* BEGIN SUPPLIED ENTRIES *
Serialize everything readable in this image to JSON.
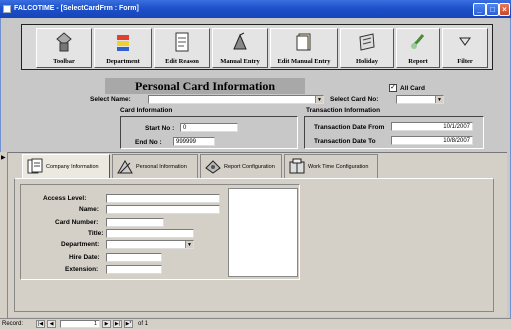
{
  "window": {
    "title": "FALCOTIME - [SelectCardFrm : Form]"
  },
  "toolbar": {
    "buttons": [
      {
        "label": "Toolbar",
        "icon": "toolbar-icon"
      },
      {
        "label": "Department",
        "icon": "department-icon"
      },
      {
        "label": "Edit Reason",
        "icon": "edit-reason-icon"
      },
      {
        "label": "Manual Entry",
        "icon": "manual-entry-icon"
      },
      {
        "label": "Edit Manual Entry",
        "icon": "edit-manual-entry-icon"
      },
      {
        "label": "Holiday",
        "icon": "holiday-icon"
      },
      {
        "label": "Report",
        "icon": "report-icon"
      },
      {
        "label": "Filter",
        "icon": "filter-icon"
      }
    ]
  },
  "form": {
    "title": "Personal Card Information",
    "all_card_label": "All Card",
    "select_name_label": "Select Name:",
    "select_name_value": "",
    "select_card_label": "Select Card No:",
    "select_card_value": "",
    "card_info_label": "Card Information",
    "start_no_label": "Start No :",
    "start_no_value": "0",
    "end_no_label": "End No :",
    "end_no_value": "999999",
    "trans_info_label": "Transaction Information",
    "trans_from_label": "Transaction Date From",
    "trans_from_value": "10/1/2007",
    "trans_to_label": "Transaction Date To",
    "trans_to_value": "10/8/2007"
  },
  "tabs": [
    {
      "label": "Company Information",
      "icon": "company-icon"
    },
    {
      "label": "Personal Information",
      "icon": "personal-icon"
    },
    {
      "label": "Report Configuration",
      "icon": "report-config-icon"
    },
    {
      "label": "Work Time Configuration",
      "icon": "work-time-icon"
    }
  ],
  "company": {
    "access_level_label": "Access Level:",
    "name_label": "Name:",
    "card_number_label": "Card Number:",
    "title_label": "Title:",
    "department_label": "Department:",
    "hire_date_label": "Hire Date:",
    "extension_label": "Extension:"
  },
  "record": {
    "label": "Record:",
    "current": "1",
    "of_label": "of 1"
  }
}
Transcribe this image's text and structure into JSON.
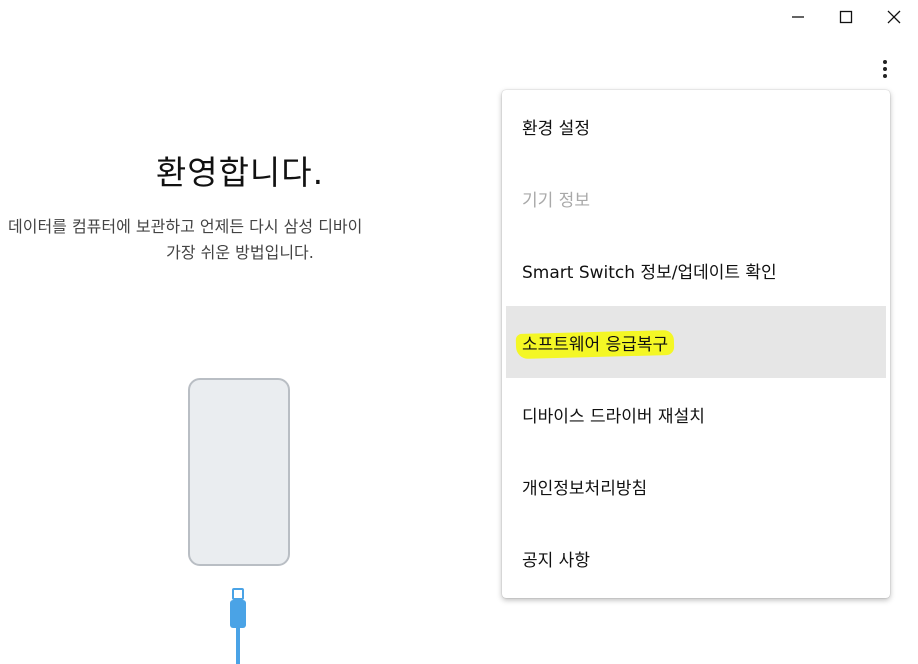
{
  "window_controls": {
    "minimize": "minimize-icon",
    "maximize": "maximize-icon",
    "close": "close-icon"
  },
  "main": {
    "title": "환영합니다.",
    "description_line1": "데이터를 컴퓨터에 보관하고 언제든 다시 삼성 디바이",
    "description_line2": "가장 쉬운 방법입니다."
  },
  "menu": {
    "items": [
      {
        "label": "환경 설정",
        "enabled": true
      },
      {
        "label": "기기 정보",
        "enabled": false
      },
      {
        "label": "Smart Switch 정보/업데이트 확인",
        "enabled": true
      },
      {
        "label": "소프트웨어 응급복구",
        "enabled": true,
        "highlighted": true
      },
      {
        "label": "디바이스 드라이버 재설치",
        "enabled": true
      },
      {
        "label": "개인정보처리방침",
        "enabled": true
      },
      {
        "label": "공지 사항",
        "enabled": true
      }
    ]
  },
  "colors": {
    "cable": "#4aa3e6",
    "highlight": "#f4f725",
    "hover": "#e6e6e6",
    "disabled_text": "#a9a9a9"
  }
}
* END SUPPLIED ENTRIES *
- PROBLEM REQUIREMENTS -
Each entry shown above must be quoted exactly, with its pictures left out.

- EXERCISE RESPONSE -
Serialize everything readable in this image to JSON.
{
  "window": {
    "title": "FALCOTIME - [SelectCardFrm : Form]"
  },
  "toolbar": {
    "buttons": [
      {
        "label": "Toolbar",
        "icon": "toolbar-icon"
      },
      {
        "label": "Department",
        "icon": "department-icon"
      },
      {
        "label": "Edit Reason",
        "icon": "edit-reason-icon"
      },
      {
        "label": "Manual Entry",
        "icon": "manual-entry-icon"
      },
      {
        "label": "Edit Manual Entry",
        "icon": "edit-manual-entry-icon"
      },
      {
        "label": "Holiday",
        "icon": "holiday-icon"
      },
      {
        "label": "Report",
        "icon": "report-icon"
      },
      {
        "label": "Filter",
        "icon": "filter-icon"
      }
    ]
  },
  "form": {
    "title": "Personal Card Information",
    "all_card_label": "All Card",
    "select_name_label": "Select Name:",
    "select_name_value": "",
    "select_card_label": "Select Card No:",
    "select_card_value": "",
    "card_info_label": "Card Information",
    "start_no_label": "Start No :",
    "start_no_value": "0",
    "end_no_label": "End No :",
    "end_no_value": "999999",
    "trans_info_label": "Transaction Information",
    "trans_from_label": "Transaction Date From",
    "trans_from_value": "10/1/2007",
    "trans_to_label": "Transaction Date To",
    "trans_to_value": "10/8/2007"
  },
  "tabs": [
    {
      "label": "Company Information",
      "icon": "company-icon"
    },
    {
      "label": "Personal Information",
      "icon": "personal-icon"
    },
    {
      "label": "Report Configuration",
      "icon": "report-config-icon"
    },
    {
      "label": "Work Time Configuration",
      "icon": "work-time-icon"
    }
  ],
  "company": {
    "access_level_label": "Access Level:",
    "name_label": "Name:",
    "card_number_label": "Card Number:",
    "title_label": "Title:",
    "department_label": "Department:",
    "hire_date_label": "Hire Date:",
    "extension_label": "Extension:"
  },
  "record": {
    "label": "Record:",
    "current": "1",
    "of_label": "of 1"
  }
}
Transcribe this image's text and structure into JSON.
{
  "window_controls": {
    "minimize": "minimize-icon",
    "maximize": "maximize-icon",
    "close": "close-icon"
  },
  "main": {
    "title": "환영합니다.",
    "description_line1": "데이터를 컴퓨터에 보관하고 언제든 다시 삼성 디바이",
    "description_line2": "가장 쉬운 방법입니다."
  },
  "menu": {
    "items": [
      {
        "label": "환경 설정",
        "enabled": true
      },
      {
        "label": "기기 정보",
        "enabled": false
      },
      {
        "label": "Smart Switch 정보/업데이트 확인",
        "enabled": true
      },
      {
        "label": "소프트웨어 응급복구",
        "enabled": true,
        "highlighted": true
      },
      {
        "label": "디바이스 드라이버 재설치",
        "enabled": true
      },
      {
        "label": "개인정보처리방침",
        "enabled": true
      },
      {
        "label": "공지 사항",
        "enabled": true
      }
    ]
  },
  "colors": {
    "cable": "#4aa3e6",
    "highlight": "#f4f725",
    "hover": "#e6e6e6",
    "disabled_text": "#a9a9a9"
  }
}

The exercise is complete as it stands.